◆ STATED EXERCISE
Pick out each line below containing "愿他安息".

◆ Dataset items
--------------------

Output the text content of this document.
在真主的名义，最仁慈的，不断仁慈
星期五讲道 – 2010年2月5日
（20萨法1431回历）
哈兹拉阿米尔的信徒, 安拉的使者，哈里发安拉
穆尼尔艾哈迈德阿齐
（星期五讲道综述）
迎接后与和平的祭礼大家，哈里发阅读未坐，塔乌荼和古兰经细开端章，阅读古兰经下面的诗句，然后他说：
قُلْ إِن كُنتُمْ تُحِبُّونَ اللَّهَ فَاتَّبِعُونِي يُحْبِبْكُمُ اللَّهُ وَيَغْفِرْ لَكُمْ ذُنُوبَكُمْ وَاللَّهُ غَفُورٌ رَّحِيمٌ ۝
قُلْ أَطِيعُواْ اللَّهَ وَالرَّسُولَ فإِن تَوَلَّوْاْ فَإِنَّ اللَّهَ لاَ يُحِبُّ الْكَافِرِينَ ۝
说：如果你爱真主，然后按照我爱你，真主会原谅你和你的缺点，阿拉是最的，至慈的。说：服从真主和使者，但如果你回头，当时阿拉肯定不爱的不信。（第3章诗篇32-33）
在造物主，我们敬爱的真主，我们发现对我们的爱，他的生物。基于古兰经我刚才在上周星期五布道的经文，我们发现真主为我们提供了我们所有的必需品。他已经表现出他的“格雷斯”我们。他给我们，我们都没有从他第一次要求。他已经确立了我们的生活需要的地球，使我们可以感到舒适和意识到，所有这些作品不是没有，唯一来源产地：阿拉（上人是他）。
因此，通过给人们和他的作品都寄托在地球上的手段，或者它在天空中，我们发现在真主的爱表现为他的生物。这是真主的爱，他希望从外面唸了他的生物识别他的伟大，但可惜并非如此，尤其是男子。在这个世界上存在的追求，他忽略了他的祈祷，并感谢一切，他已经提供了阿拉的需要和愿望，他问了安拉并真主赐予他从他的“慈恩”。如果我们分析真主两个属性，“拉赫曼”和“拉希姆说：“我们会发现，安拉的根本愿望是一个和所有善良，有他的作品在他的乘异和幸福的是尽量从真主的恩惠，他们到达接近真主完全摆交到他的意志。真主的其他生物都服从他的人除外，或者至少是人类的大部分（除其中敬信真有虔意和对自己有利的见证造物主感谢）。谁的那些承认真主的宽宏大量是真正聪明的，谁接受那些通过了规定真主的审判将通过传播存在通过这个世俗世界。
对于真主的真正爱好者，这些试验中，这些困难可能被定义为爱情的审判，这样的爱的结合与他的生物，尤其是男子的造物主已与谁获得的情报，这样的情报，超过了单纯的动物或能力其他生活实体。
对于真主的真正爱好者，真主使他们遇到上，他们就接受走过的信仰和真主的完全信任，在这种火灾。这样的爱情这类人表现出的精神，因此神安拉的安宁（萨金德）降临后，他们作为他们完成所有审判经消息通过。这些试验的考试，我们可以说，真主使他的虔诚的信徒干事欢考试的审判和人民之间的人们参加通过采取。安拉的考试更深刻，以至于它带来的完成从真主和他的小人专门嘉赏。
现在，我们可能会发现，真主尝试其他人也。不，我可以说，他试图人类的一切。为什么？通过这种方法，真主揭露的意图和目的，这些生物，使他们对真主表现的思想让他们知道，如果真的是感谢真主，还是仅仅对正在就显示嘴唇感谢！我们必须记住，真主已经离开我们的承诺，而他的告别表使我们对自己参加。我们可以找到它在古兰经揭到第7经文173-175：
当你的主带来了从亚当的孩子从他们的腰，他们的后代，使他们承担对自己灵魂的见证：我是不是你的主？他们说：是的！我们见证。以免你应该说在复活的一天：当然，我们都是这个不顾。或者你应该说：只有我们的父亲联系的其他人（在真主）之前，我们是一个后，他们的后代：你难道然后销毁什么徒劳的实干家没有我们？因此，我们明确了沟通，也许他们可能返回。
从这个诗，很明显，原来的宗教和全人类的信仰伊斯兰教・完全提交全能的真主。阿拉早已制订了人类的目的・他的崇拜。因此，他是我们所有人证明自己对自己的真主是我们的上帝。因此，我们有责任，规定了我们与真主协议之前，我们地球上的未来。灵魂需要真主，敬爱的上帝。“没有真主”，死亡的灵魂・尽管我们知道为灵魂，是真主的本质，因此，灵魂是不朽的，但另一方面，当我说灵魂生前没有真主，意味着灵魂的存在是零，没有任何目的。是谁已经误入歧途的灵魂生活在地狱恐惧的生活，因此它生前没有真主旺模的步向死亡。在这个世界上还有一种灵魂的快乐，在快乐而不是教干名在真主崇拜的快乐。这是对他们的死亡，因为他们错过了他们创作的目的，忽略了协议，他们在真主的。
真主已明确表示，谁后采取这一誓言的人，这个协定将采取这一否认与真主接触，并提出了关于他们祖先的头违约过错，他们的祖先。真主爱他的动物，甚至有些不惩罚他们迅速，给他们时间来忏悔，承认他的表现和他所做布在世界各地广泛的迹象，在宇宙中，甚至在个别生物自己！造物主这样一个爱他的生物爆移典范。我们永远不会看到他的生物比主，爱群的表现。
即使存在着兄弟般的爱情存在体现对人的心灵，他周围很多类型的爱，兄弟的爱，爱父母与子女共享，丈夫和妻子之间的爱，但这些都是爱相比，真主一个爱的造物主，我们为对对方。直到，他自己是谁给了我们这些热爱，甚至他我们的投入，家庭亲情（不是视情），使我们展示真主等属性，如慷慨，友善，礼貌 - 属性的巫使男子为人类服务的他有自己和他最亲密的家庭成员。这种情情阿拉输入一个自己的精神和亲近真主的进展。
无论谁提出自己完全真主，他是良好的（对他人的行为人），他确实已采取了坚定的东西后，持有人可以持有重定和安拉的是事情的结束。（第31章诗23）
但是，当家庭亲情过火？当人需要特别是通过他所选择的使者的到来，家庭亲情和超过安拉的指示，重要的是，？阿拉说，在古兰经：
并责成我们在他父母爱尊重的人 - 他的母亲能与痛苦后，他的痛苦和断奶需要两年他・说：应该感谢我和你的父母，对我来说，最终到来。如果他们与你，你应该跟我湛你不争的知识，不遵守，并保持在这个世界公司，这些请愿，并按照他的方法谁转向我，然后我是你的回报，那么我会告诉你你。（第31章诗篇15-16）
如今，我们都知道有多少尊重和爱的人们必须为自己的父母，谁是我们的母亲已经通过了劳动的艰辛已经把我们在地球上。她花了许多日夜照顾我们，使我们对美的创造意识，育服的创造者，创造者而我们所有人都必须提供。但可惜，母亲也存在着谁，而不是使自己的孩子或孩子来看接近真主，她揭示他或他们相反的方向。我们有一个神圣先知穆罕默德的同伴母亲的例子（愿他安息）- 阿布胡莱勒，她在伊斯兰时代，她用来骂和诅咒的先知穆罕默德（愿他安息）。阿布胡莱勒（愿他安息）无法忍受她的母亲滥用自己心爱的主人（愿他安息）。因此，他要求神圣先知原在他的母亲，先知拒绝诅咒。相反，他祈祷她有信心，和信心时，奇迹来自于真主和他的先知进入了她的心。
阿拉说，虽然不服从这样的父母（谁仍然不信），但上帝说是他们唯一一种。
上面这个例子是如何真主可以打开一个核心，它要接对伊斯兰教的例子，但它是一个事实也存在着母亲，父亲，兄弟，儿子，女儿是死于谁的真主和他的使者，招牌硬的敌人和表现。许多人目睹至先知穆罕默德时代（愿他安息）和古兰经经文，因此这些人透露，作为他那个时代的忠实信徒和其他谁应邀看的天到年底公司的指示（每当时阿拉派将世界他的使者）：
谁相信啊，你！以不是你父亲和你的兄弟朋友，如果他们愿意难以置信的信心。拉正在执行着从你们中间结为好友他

--------------------

◆ EXERCISE SOLUTION
如今，我们都知道有多少尊重和爱的人们必须为自己的父母，谁是我们的母亲已经通过了劳动的艰辛已经把我们在地球上。她花了许多日夜照顾我们，使我们对美的创造意识，育服的创造者，创造者而我们所有人都必须提供。但可惜，母亲也存在着谁，而不是使自己的孩子或孩子来看接近真主，她揭示他或他们相反的方向。我们有一个神圣先知穆罕默德的同伴母亲的例子（愿他安息）- 阿布胡莱勒，她在伊斯兰时代，她用来骂和诅咒的先知穆罕默德（愿他安息）。阿布胡莱勒（愿他安息）无法忍受她的母亲滥用自己心爱的主人（愿他安息）。因此，他要求神圣先知原在他的母亲，先知拒绝诅咒。相反，他祈祷她有信心，和信心时，奇迹来自于真主和他的先知进入了她的心。
上面这个例子是如何真主可以打开一个核心，它要接对伊斯兰教的例子，但它是一个事实也存在着母亲，父亲，兄弟，儿子，女儿是死于谁的真主和他的使者，招牌硬的敌人和表现。许多人目睹至先知穆罕默德时代（愿他安息）和古兰经经文，因此这些人透露，作为他那个时代的忠实信徒和其他谁应邀看的天到年底公司的指示（每当时阿拉派将世界他的使者）：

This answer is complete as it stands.